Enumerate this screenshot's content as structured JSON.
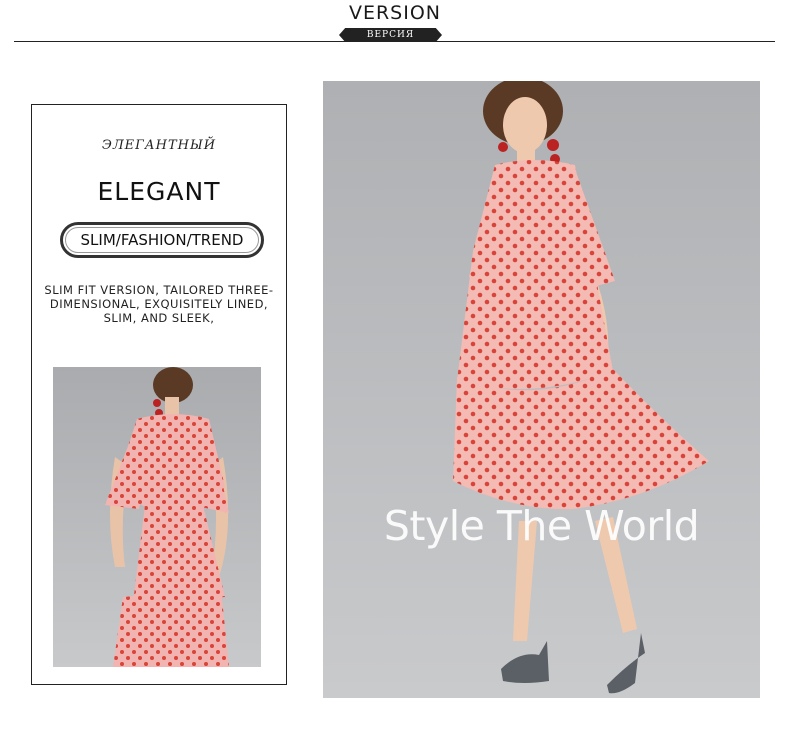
{
  "header": {
    "title": "VERSION",
    "tag": "ВЕРСИЯ"
  },
  "panel": {
    "subtitle_ru": "ЭЛЕГАНТНЫЙ",
    "title_en": "ELEGANT",
    "pill_label": "SLIM/FASHION/TREND",
    "description": "SLIM FIT VERSION, TAILORED THREE-\nDIMENSIONAL, EXQUISITELY LINED,\nSLIM, AND SLEEK,"
  },
  "photo": {
    "watermark": "Style The World"
  },
  "colors": {
    "dress_pink": "#f2b4b0",
    "dot_red": "#d9443a",
    "backdrop": "#b9bbbd"
  }
}
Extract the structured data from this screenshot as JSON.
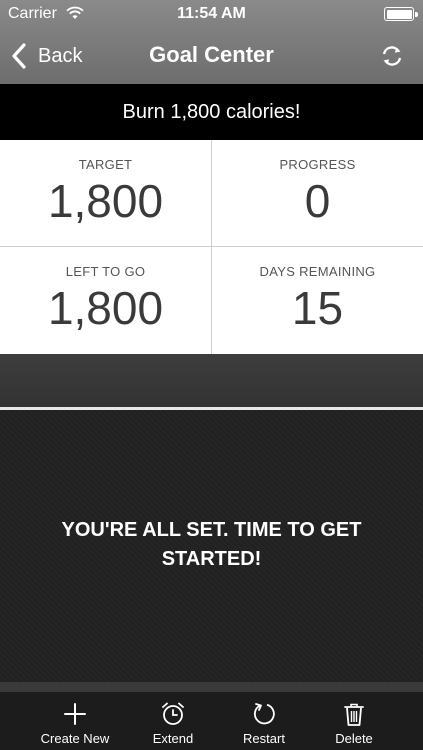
{
  "status_bar": {
    "carrier": "Carrier",
    "time": "11:54 AM"
  },
  "nav": {
    "back_label": "Back",
    "title": "Goal Center"
  },
  "goal": {
    "banner": "Burn 1,800 calories!"
  },
  "stats": [
    {
      "label": "TARGET",
      "value": "1,800"
    },
    {
      "label": "PROGRESS",
      "value": "0"
    },
    {
      "label": "LEFT  TO GO",
      "value": "1,800"
    },
    {
      "label": "DAYS REMAINING",
      "value": "15"
    }
  ],
  "message": "YOU'RE ALL SET. TIME TO GET STARTED!",
  "tabbar": [
    {
      "label": "Create New",
      "icon": "plus-icon"
    },
    {
      "label": "Extend",
      "icon": "alarm-clock-icon"
    },
    {
      "label": "Restart",
      "icon": "restart-icon"
    },
    {
      "label": "Delete",
      "icon": "trash-icon"
    }
  ],
  "colors": {
    "nav": "#7a7a7a",
    "banner": "#000000",
    "panel": "#242424",
    "tabbar": "#1c1c1c"
  }
}
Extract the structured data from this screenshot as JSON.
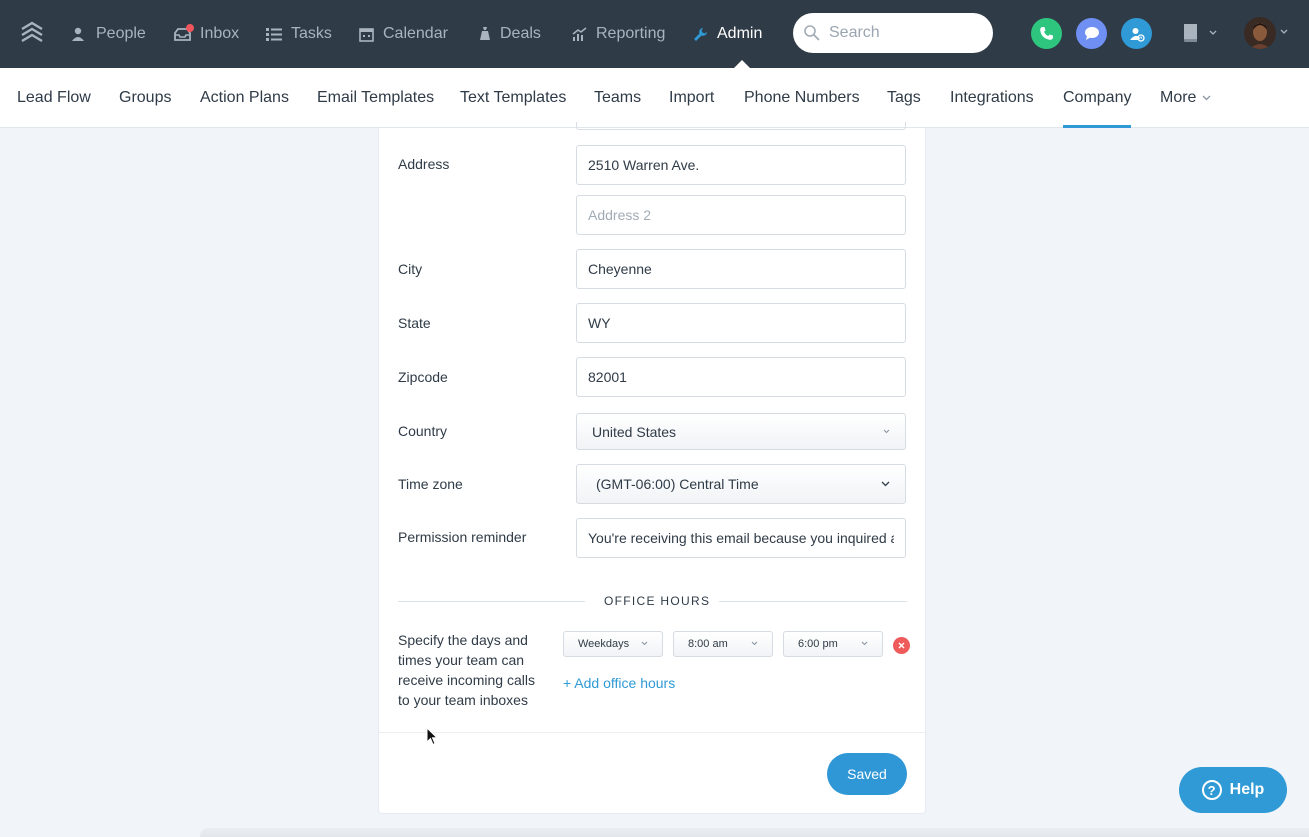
{
  "nav": {
    "items": [
      {
        "label": "People",
        "icon": "person-icon"
      },
      {
        "label": "Inbox",
        "icon": "inbox-icon"
      },
      {
        "label": "Tasks",
        "icon": "list-icon"
      },
      {
        "label": "Calendar",
        "icon": "calendar-icon"
      },
      {
        "label": "Deals",
        "icon": "money-bag-icon"
      },
      {
        "label": "Reporting",
        "icon": "chart-icon"
      },
      {
        "label": "Admin",
        "icon": "wrench-icon",
        "active": true
      }
    ],
    "search_placeholder": "Search",
    "colors": {
      "bar": "#2f3b47",
      "phone": "#2ec67e",
      "chat": "#6f8ff3",
      "contact": "#2f9ad6"
    }
  },
  "subnav": {
    "items": [
      "Lead Flow",
      "Groups",
      "Action Plans",
      "Email Templates",
      "Text Templates",
      "Teams",
      "Import",
      "Phone Numbers",
      "Tags",
      "Integrations",
      "Company",
      "More"
    ],
    "active": "Company"
  },
  "form": {
    "address_label": "Address",
    "address1": "2510 Warren Ave.",
    "address2_placeholder": "Address 2",
    "city_label": "City",
    "city": "Cheyenne",
    "state_label": "State",
    "state": "WY",
    "zipcode_label": "Zipcode",
    "zipcode": "82001",
    "country_label": "Country",
    "country": "United States",
    "timezone_label": "Time zone",
    "timezone": "(GMT-06:00) Central Time",
    "permission_label": "Permission reminder",
    "permission": "You're receiving this email because you inquired a"
  },
  "office_hours": {
    "title": "OFFICE HOURS",
    "description": "Specify the days and times your team can receive incoming calls to your team inboxes",
    "days": "Weekdays",
    "start": "8:00 am",
    "end": "6:00 pm",
    "add_label": "+ Add office hours"
  },
  "footer": {
    "save_label": "Saved"
  },
  "help": {
    "label": "Help"
  }
}
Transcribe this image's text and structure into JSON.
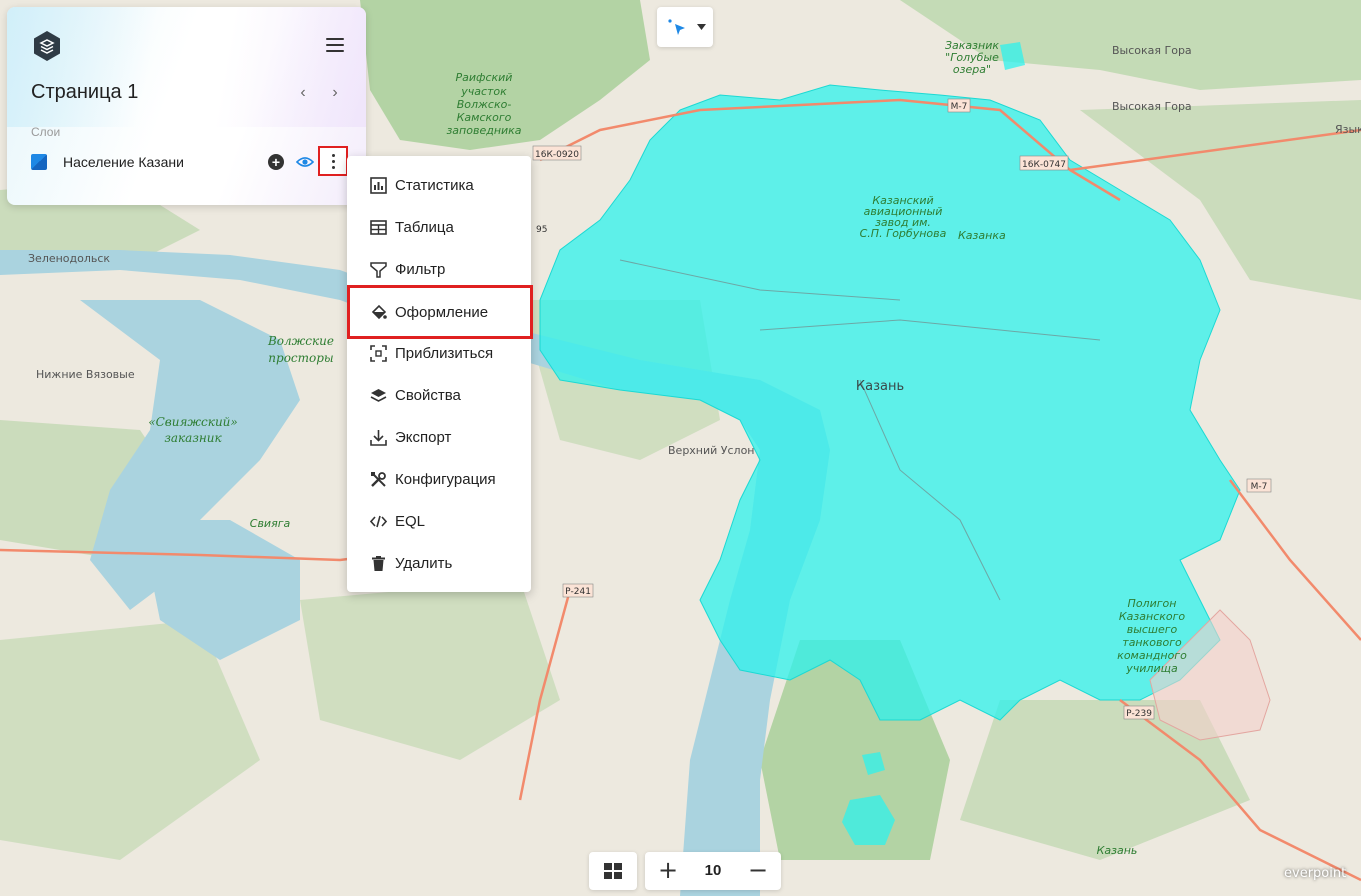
{
  "panel": {
    "page_title": "Страница 1",
    "layers_label": "Слои",
    "layer": {
      "name": "Население Казани",
      "color": "#1e88e5"
    }
  },
  "menu": {
    "items": [
      {
        "label": "Статистика",
        "icon": "bar-chart-icon"
      },
      {
        "label": "Таблица",
        "icon": "table-icon"
      },
      {
        "label": "Фильтр",
        "icon": "filter-icon"
      },
      {
        "label": "Оформление",
        "icon": "paint-bucket-icon",
        "highlighted": true
      },
      {
        "label": "Приблизиться",
        "icon": "zoom-to-fit-icon"
      },
      {
        "label": "Свойства",
        "icon": "layers-icon"
      },
      {
        "label": "Экспорт",
        "icon": "download-icon"
      },
      {
        "label": "Конфигурация",
        "icon": "tools-icon"
      },
      {
        "label": "EQL",
        "icon": "code-icon"
      },
      {
        "label": "Удалить",
        "icon": "trash-icon"
      }
    ]
  },
  "zoom": {
    "value": "10"
  },
  "attribution": "everpoint",
  "map": {
    "labels": {
      "raifa": [
        "Раифский",
        "участок",
        "Волжско-",
        "Камского",
        "заповедника"
      ],
      "golubye": [
        "Заказник",
        "\"Голубые",
        "озера\""
      ],
      "vysokaya_gora_1": "Высокая Гора",
      "vysokaya_gora_2": "Высокая Гора",
      "yasky": "Язык",
      "zelenodolsk": "Зеленодольск",
      "volzhskie": [
        "Волжские",
        "просторы"
      ],
      "nizhnie_vyazovye": "Нижние Вязовые",
      "sviyazhsky": [
        "«Свияжский»",
        "заказник"
      ],
      "sviyaga": "Свияга",
      "verkhny_uslon": "Верхний Услон",
      "kazan": "Казань",
      "aviazavod": [
        "Казанский",
        "авиационный",
        "завод им.",
        "С.П. Горбунова"
      ],
      "kazanka": "Казанка",
      "poligon": [
        "Полигон",
        "Казанского",
        "высшего",
        "танкового",
        "командного",
        "училища"
      ],
      "airport": "Казань",
      "roads": {
        "r1": "16К-0920",
        "r2": "М-7",
        "r3": "16К-0747",
        "r4": "М-7",
        "r5": "Р-241",
        "r6": "Р-239",
        "r7": "95"
      }
    },
    "colors": {
      "overlay": "#2ef2ec",
      "water": "#aad3df",
      "forest": "#add19e",
      "land": "#f2efe9"
    }
  }
}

■ Description of the task: Pick out lines containing the word "VERSION", each one as written.

■ Worked solution:
    "title": "VERSION",
    "description": "SLIM FIT VERSION, TAILORED THREE-\nDIMENSIONAL, EXQUISITELY LINED,\nSLIM, AND SLEEK,"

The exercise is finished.